What is being asked: Copy out, word for word, the lines of the listing below from the line with "gallery-thumbnail[interactable] xyxy=(439,606,493,640)" to the line with "kick-icon xyxy=(286,61,295,71)", including both of those lines.

(Records from a dataset)
=======

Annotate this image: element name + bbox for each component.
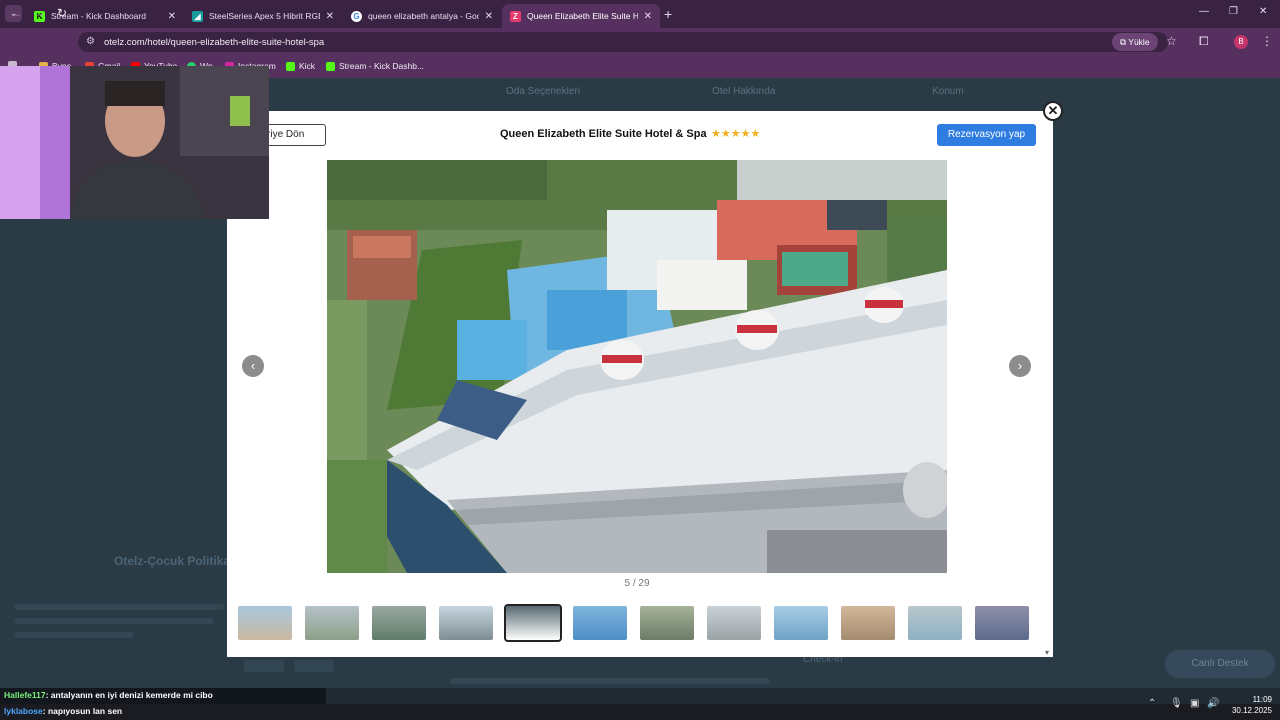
gallery-thumbnail[interactable] xyxy=(439,606,493,640)
close-tab-icon[interactable]: ✕ xyxy=(168,11,176,22)
url-text[interactable]: otelz.com/hotel/queen-elizabeth-elite-su… xyxy=(104,37,324,48)
page-button xyxy=(294,660,334,672)
page-tab-location: Konum xyxy=(932,86,964,97)
back-arrow-icon[interactable]: ← xyxy=(10,6,22,20)
page-text-line xyxy=(14,632,134,638)
chat-text: antalyanın en iyi denizi kemerde mi cibo xyxy=(50,690,213,700)
tab-otelz-hotel[interactable]: Z Queen Elizabeth Elite Suite Hotel ✕ xyxy=(502,4,660,28)
gallery-thumbnail[interactable] xyxy=(640,606,694,640)
page-text-line xyxy=(14,618,214,624)
gallery-thumbnail[interactable] xyxy=(975,606,1029,640)
gallery-thumbnail[interactable] xyxy=(305,606,359,640)
next-photo-button[interactable]: › xyxy=(1009,355,1031,377)
tray-overflow-icon[interactable]: ⌃ xyxy=(1148,698,1156,709)
close-tab-icon[interactable]: ✕ xyxy=(644,11,652,22)
tab-kick-dashboard[interactable]: K Stream - Kick Dashboard ✕ xyxy=(26,4,184,28)
network-icon[interactable]: ▣ xyxy=(1190,698,1199,709)
gallery-thumbnail[interactable] xyxy=(774,606,828,640)
profile-avatar[interactable]: B xyxy=(1234,35,1248,49)
chat-username: lyklabose xyxy=(4,706,43,716)
close-icon[interactable]: ✕ xyxy=(1043,101,1063,121)
page-text-line xyxy=(14,604,224,610)
clock-time: 11:09 xyxy=(1252,695,1272,704)
bookmark-kick[interactable]: Kick xyxy=(286,61,315,71)
kick-icon xyxy=(286,61,295,71)
bookmark-label: Kick xyxy=(299,61,316,71)
tab-google-search[interactable]: G queen elizabeth antalya - Google ✕ xyxy=(343,4,501,28)
gallery-thumbnail[interactable] xyxy=(238,606,292,640)
chat-message: Hallefe117: antalyanın en iyi denizi kem… xyxy=(4,690,213,700)
reservation-button[interactable]: Rezervasyon yap xyxy=(937,124,1036,146)
taskbar xyxy=(0,704,1280,720)
tab-title: Queen Elizabeth Elite Suite Hotel xyxy=(527,11,638,21)
tab-steelseries[interactable]: ◢ SteelSeries Apex 5 Hibrit RGB Esp ✕ xyxy=(184,4,342,28)
bookmark-kick-dashboard[interactable]: Stream - Kick Dashb... xyxy=(326,61,424,71)
tab-title: SteelSeries Apex 5 Hibrit RGB Esp xyxy=(209,11,320,21)
gallery-thumbnail[interactable] xyxy=(707,606,761,640)
photo-counter: 5 / 29 xyxy=(624,578,650,589)
page-text-line xyxy=(450,678,770,684)
tab-title: Stream - Kick Dashboard xyxy=(51,11,146,21)
install-label: Yükle xyxy=(1128,37,1150,47)
reload-icon[interactable]: ↻ xyxy=(57,6,67,20)
new-tab-button[interactable]: + xyxy=(664,6,672,22)
close-tab-icon[interactable]: ✕ xyxy=(326,11,334,22)
rating-stars: ★★★★★ xyxy=(711,128,761,140)
close-tab-icon[interactable]: ✕ xyxy=(485,11,493,22)
forward-arrow-icon[interactable]: → xyxy=(33,6,45,20)
install-app-button[interactable]: ⧉ Yükle xyxy=(1112,33,1158,51)
window-close-icon[interactable]: ✕ xyxy=(1259,6,1267,17)
bookmark-label: Stream - Kick Dashb... xyxy=(339,61,425,71)
gallery-thumbnail[interactable] xyxy=(504,604,562,642)
webcam-overlay xyxy=(0,66,269,219)
previous-photo-button[interactable]: ‹ xyxy=(242,355,264,377)
minimize-icon[interactable]: — xyxy=(1199,6,1209,17)
page-tab-about: Otel Hakkında xyxy=(712,86,776,97)
google-icon: G xyxy=(351,10,362,22)
steelseries-icon: ◢ xyxy=(192,10,203,22)
kick-icon xyxy=(326,61,335,71)
more-menu-icon[interactable]: ⋮ xyxy=(1261,34,1273,48)
restore-icon[interactable]: ❐ xyxy=(1229,6,1238,17)
live-support-button[interactable]: Canlı Destek xyxy=(1165,650,1275,678)
page-button xyxy=(244,660,284,672)
site-info-icon[interactable]: ⚙ xyxy=(86,36,95,47)
clock-date: 30.12.2025 xyxy=(1231,706,1272,715)
otelz-icon: Z xyxy=(510,10,521,22)
chat-message: lyklabose: napıyosun lan sen xyxy=(4,706,123,716)
chat-username: Hallefe117 xyxy=(4,690,46,700)
system-clock[interactable]: 11:09 30.12.2025 xyxy=(1218,694,1272,716)
streamer-webcam-image xyxy=(0,66,269,219)
chat-text: napıyosun lan sen xyxy=(47,706,123,716)
tab-title: queen elizabeth antalya - Google xyxy=(368,11,479,21)
gallery-thumbnail[interactable] xyxy=(573,606,627,640)
scroll-down-icon[interactable]: ▾ xyxy=(1045,648,1049,657)
page-section-heading: Otelz-Çocuk Politikası xyxy=(114,554,241,568)
microphone-icon[interactable]: 🎙 xyxy=(1170,698,1183,709)
gallery-thumbnail[interactable] xyxy=(841,606,895,640)
hotel-aerial-photo xyxy=(327,160,947,573)
extensions-icon[interactable]: ⧠ xyxy=(1199,34,1209,49)
gallery-thumbnail[interactable] xyxy=(908,606,962,640)
bookmark-star-icon[interactable]: ☆ xyxy=(1166,34,1177,48)
hotel-title: Queen Elizabeth Elite Suite Hotel & Spa xyxy=(500,128,707,140)
page-tab-rooms: Oda Seçenekleri xyxy=(506,86,580,97)
main-photo xyxy=(327,160,947,573)
gallery-thumbnail[interactable] xyxy=(372,606,426,640)
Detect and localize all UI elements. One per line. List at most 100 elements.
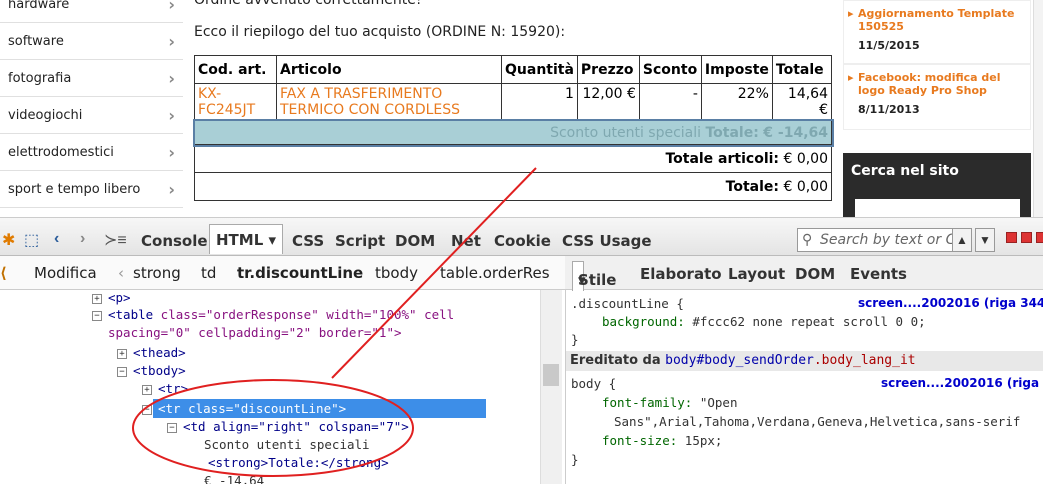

=======

Answer:
gallery-thumbnail[interactable] xyxy=(439,606,493,640)
close-tab-icon[interactable]: ✕ xyxy=(168,11,176,22)
url-text[interactable]: otelz.com/hotel/queen-elizabeth-elite-su… xyxy=(104,37,324,48)
page-button xyxy=(294,660,334,672)
page-tab-location: Konum xyxy=(932,86,964,97)
back-arrow-icon[interactable]: ← xyxy=(10,6,22,20)
page-text-line xyxy=(14,632,134,638)
chat-text: antalyanın en iyi denizi kemerde mi cibo xyxy=(50,690,213,700)
tab-otelz-hotel[interactable]: Z Queen Elizabeth Elite Suite Hotel ✕ xyxy=(502,4,660,28)
gallery-thumbnail[interactable] xyxy=(640,606,694,640)
page-text-line xyxy=(14,618,214,624)
gallery-thumbnail[interactable] xyxy=(975,606,1029,640)
gallery-thumbnail[interactable] xyxy=(305,606,359,640)
next-photo-button[interactable]: › xyxy=(1009,355,1031,377)
tray-overflow-icon[interactable]: ⌃ xyxy=(1148,698,1156,709)
close-tab-icon[interactable]: ✕ xyxy=(644,11,652,22)
tab-kick-dashboard[interactable]: K Stream - Kick Dashboard ✕ xyxy=(26,4,184,28)
network-icon[interactable]: ▣ xyxy=(1190,698,1199,709)
gallery-thumbnail[interactable] xyxy=(774,606,828,640)
profile-avatar[interactable]: B xyxy=(1234,35,1248,49)
chat-username: lyklabose xyxy=(4,706,43,716)
close-icon[interactable]: ✕ xyxy=(1043,101,1063,121)
page-text-line xyxy=(14,604,224,610)
clock-time: 11:09 xyxy=(1252,695,1272,704)
bookmark-kick[interactable]: Kick xyxy=(286,61,315,71)
kick-icon xyxy=(286,61,295,71)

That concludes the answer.